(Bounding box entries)
>>>>

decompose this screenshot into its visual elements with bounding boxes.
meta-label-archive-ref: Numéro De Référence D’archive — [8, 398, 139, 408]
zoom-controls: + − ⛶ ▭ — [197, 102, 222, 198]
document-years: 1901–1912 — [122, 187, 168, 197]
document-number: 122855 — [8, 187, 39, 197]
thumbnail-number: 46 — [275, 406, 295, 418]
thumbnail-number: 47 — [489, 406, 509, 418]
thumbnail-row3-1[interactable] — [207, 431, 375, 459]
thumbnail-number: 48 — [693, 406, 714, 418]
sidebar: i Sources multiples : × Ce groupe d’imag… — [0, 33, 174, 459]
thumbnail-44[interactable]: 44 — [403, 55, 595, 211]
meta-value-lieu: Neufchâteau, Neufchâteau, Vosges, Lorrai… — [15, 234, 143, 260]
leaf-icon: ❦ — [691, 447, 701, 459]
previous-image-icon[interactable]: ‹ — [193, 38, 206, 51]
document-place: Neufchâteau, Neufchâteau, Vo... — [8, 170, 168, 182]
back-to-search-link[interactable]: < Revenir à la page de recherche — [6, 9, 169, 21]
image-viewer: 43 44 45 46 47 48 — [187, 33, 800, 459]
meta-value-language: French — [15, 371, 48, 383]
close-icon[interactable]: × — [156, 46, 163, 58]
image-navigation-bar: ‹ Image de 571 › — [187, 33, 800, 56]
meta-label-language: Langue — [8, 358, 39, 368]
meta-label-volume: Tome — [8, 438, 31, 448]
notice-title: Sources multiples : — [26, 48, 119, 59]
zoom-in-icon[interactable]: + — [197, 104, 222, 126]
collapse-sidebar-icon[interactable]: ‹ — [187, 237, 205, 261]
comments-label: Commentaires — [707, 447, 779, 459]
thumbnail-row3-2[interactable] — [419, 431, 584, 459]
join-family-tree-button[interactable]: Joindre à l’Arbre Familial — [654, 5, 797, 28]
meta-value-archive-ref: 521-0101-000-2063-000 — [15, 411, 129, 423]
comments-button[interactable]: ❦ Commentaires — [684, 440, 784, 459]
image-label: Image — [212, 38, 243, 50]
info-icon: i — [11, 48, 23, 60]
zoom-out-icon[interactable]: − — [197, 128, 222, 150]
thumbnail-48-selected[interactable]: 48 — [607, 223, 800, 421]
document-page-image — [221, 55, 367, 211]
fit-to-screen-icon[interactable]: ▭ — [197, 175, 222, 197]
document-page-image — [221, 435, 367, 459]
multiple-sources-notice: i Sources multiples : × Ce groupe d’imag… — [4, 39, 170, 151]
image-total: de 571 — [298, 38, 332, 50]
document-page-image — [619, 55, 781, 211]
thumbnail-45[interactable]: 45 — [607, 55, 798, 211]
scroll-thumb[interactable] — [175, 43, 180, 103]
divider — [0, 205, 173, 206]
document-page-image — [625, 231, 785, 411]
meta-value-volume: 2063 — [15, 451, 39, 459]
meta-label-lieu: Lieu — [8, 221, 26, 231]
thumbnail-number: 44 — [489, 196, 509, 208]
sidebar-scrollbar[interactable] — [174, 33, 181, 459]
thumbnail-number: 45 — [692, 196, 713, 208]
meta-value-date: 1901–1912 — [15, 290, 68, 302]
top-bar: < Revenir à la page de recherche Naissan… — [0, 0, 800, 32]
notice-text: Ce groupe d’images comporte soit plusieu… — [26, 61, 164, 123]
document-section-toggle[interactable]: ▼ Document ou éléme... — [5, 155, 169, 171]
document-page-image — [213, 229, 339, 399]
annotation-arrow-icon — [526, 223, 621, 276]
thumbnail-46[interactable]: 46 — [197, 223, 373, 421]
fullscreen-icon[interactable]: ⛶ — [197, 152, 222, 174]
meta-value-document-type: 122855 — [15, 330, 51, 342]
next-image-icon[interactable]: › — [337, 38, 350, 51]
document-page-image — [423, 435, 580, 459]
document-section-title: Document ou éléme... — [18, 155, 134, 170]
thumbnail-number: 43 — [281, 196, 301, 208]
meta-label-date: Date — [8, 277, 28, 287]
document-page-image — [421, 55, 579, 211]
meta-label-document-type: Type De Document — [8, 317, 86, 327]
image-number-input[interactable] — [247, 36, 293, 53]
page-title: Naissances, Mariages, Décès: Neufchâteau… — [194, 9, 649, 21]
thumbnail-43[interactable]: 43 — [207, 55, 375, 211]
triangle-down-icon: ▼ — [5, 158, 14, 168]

<<<<

> What to produce
Put each line of the bounding box entries above into a Markdown table with the columns Row and Entry text. Number the rows in order and leave out any blank lines.

> Solution below
| Row | Entry text |
|---|---|
| 1 | decompose this screenshot into its visual elements with bounding boxes. |
| 2 | meta-label-archive-ref: Numéro De Référence D’archive — [8, 398, 139, 408] |
| 3 | zoom-controls: + − ⛶ ▭ — [197, 102, 222, 198] |
| 4 | document-years: 1901–1912 — [122, 187, 168, 197] |
| 5 | document-number: 122855 — [8, 187, 39, 197] |
| 6 | thumbnail-number: 46 — [275, 406, 295, 418] |
| 7 | thumbnail-number: 47 — [489, 406, 509, 418] |
| 8 | thumbnail-row3-1[interactable] — [207, 431, 375, 459] |
| 9 | thumbnail-number: 48 — [693, 406, 714, 418] |
| 10 | sidebar: i Sources multiples : × Ce groupe d’imag… — [0, 33, 174, 459] |
| 11 | thumbnail-44[interactable]: 44 — [403, 55, 595, 211] |
| 12 | meta-value-lieu: Neufchâteau, Neufchâteau, Vosges, Lorrai… — [15, 234, 143, 260] |
| 13 | leaf-icon: ❦ — [691, 447, 701, 459] |
| 14 | previous-image-icon[interactable]: ‹ — [193, 38, 206, 51] |
| 15 | document-place: Neufchâteau, Neufchâteau, Vo... — [8, 170, 168, 182] |
| 16 | back-to-search-link[interactable]: < Revenir à la page de recherche — [6, 9, 169, 21] |
| 17 | image-viewer: 43 44 45 46 47 48 — [187, 33, 800, 459] |
| 18 | meta-value-language: French — [15, 371, 48, 383] |
| 19 | close-icon[interactable]: × — [156, 46, 163, 58] |
| 20 | image-navigation-bar: ‹ Image de 571 › — [187, 33, 800, 56] |
| 21 | meta-label-language: Langue — [8, 358, 39, 368] |
| 22 | meta-label-volume: Tome — [8, 438, 31, 448] |
| 23 | notice-title: Sources multiples : — [26, 48, 119, 59] |
| 24 | zoom-in-icon[interactable]: + — [197, 104, 222, 126] |
| 25 | collapse-sidebar-icon[interactable]: ‹ — [187, 237, 205, 261] |
| 26 | comments-label: Commentaires — [707, 447, 779, 459] |
| 27 | thumbnail-row3-2[interactable] — [419, 431, 584, 459] |
| 28 | join-family-tree-button[interactable]: Joindre à l’Arbre Familial — [654, 5, 797, 28] |
| 29 | meta-value-archive-ref: 521-0101-000-2063-000 — [15, 411, 129, 423] |
| 30 | comments-button[interactable]: ❦ Commentaires — [684, 440, 784, 459] |
| 31 | image-label: Image — [212, 38, 243, 50] |
| 32 | info-icon: i — [11, 48, 23, 60] |
| 33 | zoom-out-icon[interactable]: − — [197, 128, 222, 150] |
| 34 | thumbnail-48-selected[interactable]: 48 — [607, 223, 800, 421] |
| 35 | document-page-image — [221, 55, 367, 211] |
| 36 | fit-to-screen-icon[interactable]: ▭ — [197, 175, 222, 197] |
| 37 | document-page-image — [221, 435, 367, 459] |
| 38 | multiple-sources-notice: i Sources multiples : × Ce groupe d’imag… — [4, 39, 170, 151] |
| 39 | image-total: de 571 — [298, 38, 332, 50] |
| 40 | document-page-image — [619, 55, 781, 211] |
| 41 | thumbnail-45[interactable]: 45 — [607, 55, 798, 211] |
| 42 | scroll-thumb[interactable] — [175, 43, 180, 103] |
| 43 | divider — [0, 205, 173, 206] |
| 44 | document-page-image — [625, 231, 785, 411] |
| 45 | meta-value-volume: 2063 — [15, 451, 39, 459] |
| 46 | meta-label-lieu: Lieu — [8, 221, 26, 231] |
| 47 | thumbnail-number: 44 — [489, 196, 509, 208] |
| 48 | sidebar-scrollbar[interactable] — [174, 33, 181, 459] |
| 49 | thumbnail-number: 45 — [692, 196, 713, 208] |
| 50 | meta-value-date: 1901–1912 — [15, 290, 68, 302] |
| 51 | top-bar: < Revenir à la page de recherche Naissan… — [0, 0, 800, 32] |
| 52 | notice-text: Ce groupe d’images comporte soit plusieu… — [26, 61, 164, 123] |
| 53 | document-section-toggle[interactable]: ▼ Document ou éléme... — [5, 155, 169, 171] |
| 54 | document-page-image — [213, 229, 339, 399] |
| 55 | annotation-arrow-icon — [526, 223, 621, 276] |
| 56 | thumbnail-46[interactable]: 46 — [197, 223, 373, 421] |
| 57 | fullscreen-icon[interactable]: ⛶ — [197, 152, 222, 174] |
| 58 | meta-value-document-type: 122855 — [15, 330, 51, 342] |
| 59 | next-image-icon[interactable]: › — [337, 38, 350, 51] |
| 60 | document-page-image — [423, 435, 580, 459] |
| 61 | document-section-title: Document ou éléme... — [18, 155, 134, 170] |
| 62 | thumbnail-number: 43 — [281, 196, 301, 208] |
| 63 | meta-label-date: Date — [8, 277, 28, 287] |
| 64 | document-page-image — [421, 55, 579, 211] |
| 65 | meta-label-document-type: Type De Document — [8, 317, 86, 327] |
| 66 | image-number-input[interactable] — [247, 36, 293, 53] |
| 67 | page-title: Naissances, Mariages, Décès: Neufchâteau… — [194, 9, 649, 21] |
| 68 | thumbnail-43[interactable]: 43 — [207, 55, 375, 211] |
| 69 | triangle-down-icon: ▼ — [5, 158, 14, 168] |